Copy every line of the records below where the word "IDENTITAS" occurs.

Data entries
⁂

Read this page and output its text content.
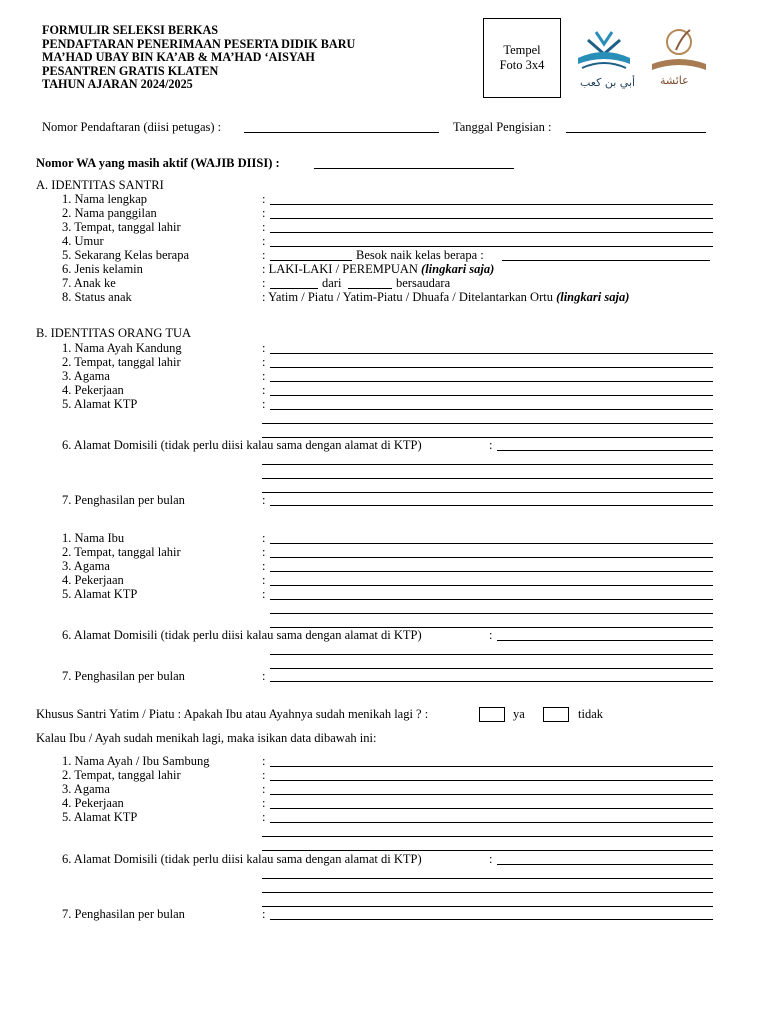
FORMULIR SELEKSI BERKAS
PENDAFTARAN PENERIMAAN PESERTA DIDIK BARU
MA’HAD UBAY BIN KA’AB & MA’HAD ‘AISYAH
PESANTREN GRATIS KLATEN
TAHUN AJARAN 2024/2025
Tempel
Foto 3x4
أبي بن كعب عائشة
Nomor Pendaftaran (diisi petugas) :	Tanggal Pengisian :
Nomor WA yang masih aktif (WAJIB DIISI) :
A. IDENTITAS SANTRI
1. Nama lengkap	:
2. Nama panggilan	:
3. Tempat, tanggal lahir	:
4. Umur	:
5. Sekarang Kelas berapa	:	Besok naik kelas berapa :
6. Jenis kelamin	: LAKI-LAKI / PEREMPUAN (lingkari saja)
7. Anak ke	:	dari	bersaudara
8. Status anak	: Yatim / Piatu / Yatim-Piatu / Dhuafa / Ditelantarkan Ortu (lingkari saja)
B. IDENTITAS ORANG TUA
1. Nama Ayah Kandung	:
2. Tempat, tanggal lahir	:
3. Agama	:
4. Pekerjaan	:
5. Alamat KTP	:
6. Alamat Domisili (tidak perlu diisi kalau sama dengan alamat di KTP)	:
7. Penghasilan per bulan	:
1. Nama Ibu	:
2. Tempat, tanggal lahir	:
3. Agama	:
4. Pekerjaan	:
5. Alamat KTP	:
6. Alamat Domisili (tidak perlu diisi kalau sama dengan alamat di KTP)	:
7. Penghasilan per bulan	:
Khusus Santri Yatim / Piatu : Apakah Ibu atau Ayahnya sudah menikah lagi ? :	ya	tidak
Kalau Ibu / Ayah sudah menikah lagi, maka isikan data dibawah ini:
1. Nama Ayah / Ibu Sambung	:
2. Tempat, tanggal lahir	:
3. Agama	:
4. Pekerjaan	:
5. Alamat KTP	:
6. Alamat Domisili (tidak perlu diisi kalau sama dengan alamat di KTP)	:
7. Penghasilan per bulan	:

⁂

The reply:
A. IDENTITAS SANTRI
B. IDENTITAS ORANG TUA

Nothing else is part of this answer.